___ RAW DATA ___
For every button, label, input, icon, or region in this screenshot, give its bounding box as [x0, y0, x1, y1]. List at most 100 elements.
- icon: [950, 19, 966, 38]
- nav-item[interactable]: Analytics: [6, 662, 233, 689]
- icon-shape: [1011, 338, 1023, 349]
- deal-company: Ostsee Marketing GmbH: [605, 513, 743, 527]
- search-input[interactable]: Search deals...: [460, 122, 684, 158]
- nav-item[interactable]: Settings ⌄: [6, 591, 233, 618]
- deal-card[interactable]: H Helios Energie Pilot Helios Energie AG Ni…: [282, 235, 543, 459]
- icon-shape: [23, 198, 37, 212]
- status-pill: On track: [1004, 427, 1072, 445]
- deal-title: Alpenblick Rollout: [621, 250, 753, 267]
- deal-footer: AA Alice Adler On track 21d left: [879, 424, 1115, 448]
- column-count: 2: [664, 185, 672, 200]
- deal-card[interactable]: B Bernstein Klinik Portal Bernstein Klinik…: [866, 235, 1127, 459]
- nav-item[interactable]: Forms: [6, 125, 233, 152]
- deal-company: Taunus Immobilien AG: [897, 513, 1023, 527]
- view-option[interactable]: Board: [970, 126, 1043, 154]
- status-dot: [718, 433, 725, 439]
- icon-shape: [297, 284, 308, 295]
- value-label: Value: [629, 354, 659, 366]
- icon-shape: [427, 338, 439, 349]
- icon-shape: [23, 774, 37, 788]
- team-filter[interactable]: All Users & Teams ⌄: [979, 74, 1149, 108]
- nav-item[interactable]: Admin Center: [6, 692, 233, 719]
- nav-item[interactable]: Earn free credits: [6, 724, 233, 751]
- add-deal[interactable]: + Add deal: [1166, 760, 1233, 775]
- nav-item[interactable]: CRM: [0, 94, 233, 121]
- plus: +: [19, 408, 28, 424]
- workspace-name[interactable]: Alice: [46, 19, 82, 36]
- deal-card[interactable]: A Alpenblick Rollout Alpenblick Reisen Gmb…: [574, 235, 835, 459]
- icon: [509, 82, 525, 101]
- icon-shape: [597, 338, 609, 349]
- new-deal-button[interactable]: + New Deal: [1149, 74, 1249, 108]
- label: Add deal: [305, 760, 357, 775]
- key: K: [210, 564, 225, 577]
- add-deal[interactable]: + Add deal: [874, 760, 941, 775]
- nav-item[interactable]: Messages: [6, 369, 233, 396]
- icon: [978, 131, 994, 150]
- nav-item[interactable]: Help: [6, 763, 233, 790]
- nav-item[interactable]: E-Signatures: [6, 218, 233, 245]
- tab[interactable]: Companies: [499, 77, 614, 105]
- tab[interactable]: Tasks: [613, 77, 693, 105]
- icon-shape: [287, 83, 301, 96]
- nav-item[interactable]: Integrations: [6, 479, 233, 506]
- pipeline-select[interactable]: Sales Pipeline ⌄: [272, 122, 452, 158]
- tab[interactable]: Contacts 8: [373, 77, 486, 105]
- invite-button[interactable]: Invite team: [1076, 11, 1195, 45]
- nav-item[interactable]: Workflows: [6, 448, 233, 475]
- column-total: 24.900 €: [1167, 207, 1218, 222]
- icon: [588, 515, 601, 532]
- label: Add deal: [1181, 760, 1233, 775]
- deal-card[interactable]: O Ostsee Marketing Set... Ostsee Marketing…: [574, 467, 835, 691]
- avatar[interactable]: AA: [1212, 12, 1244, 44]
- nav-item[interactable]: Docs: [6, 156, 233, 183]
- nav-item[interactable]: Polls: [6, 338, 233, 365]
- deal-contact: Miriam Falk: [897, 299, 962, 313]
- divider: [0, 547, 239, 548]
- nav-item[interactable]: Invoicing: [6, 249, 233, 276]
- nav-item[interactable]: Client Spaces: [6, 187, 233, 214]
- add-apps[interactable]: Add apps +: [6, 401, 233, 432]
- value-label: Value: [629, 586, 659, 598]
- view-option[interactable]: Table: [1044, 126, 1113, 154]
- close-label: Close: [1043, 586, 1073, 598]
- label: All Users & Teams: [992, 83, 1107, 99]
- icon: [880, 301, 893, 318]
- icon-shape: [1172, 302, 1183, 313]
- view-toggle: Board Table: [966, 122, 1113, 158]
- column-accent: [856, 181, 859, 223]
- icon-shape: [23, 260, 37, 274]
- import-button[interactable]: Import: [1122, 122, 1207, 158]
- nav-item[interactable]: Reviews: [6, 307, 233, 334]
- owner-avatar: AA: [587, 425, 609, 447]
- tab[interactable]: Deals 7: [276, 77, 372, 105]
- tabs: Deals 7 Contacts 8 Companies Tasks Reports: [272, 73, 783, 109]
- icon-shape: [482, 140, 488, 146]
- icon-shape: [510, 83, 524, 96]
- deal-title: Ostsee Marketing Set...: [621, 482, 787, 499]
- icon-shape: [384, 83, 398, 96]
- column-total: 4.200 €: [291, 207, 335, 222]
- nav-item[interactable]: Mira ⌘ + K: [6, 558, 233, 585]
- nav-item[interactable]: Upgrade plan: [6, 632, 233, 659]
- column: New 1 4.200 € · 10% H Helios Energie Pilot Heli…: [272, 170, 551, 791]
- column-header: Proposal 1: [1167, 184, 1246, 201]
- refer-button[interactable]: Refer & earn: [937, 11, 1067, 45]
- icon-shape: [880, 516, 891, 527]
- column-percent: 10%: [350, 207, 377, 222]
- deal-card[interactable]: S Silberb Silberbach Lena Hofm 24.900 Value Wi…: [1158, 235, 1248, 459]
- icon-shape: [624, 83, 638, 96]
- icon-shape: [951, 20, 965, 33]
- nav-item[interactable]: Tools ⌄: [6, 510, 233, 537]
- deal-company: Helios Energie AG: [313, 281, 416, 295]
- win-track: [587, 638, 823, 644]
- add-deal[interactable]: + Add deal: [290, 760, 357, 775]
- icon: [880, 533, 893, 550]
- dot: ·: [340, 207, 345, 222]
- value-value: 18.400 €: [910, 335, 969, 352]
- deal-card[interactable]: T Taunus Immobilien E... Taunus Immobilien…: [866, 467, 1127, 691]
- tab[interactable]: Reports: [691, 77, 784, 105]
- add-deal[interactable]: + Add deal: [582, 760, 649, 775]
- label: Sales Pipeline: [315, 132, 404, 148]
___
GOAL:
Rewrite the rows as a numbered list, from the first line through the line containing "- deal-title: Alpenblick", with both ends included and blank lines dropped.

EXERCISE ANSWER:
1. For every button, label, input, icon, or region in this screenshot, give its bounding box as [x0, y0, x1, y1]. List at most 100 elements.
2. - icon: [950, 19, 966, 38]
3. - nav-item[interactable]: Analytics: [6, 662, 233, 689]
4. - icon-shape: [1011, 338, 1023, 349]
5. - deal-company: Ostsee Marketing GmbH: [605, 513, 743, 527]
6. - search-input[interactable]: Search deals...: [460, 122, 684, 158]
7. - nav-item[interactable]: Settings ⌄: [6, 591, 233, 618]
8. - deal-card[interactable]: H Helios Energie Pilot Helios Energie AG Ni…: [282, 235, 543, 459]
9. - icon-shape: [23, 198, 37, 212]
10. - status-pill: On track: [1004, 427, 1072, 445]
11. - deal-title: Alpenblick Rollout: [621, 250, 753, 267]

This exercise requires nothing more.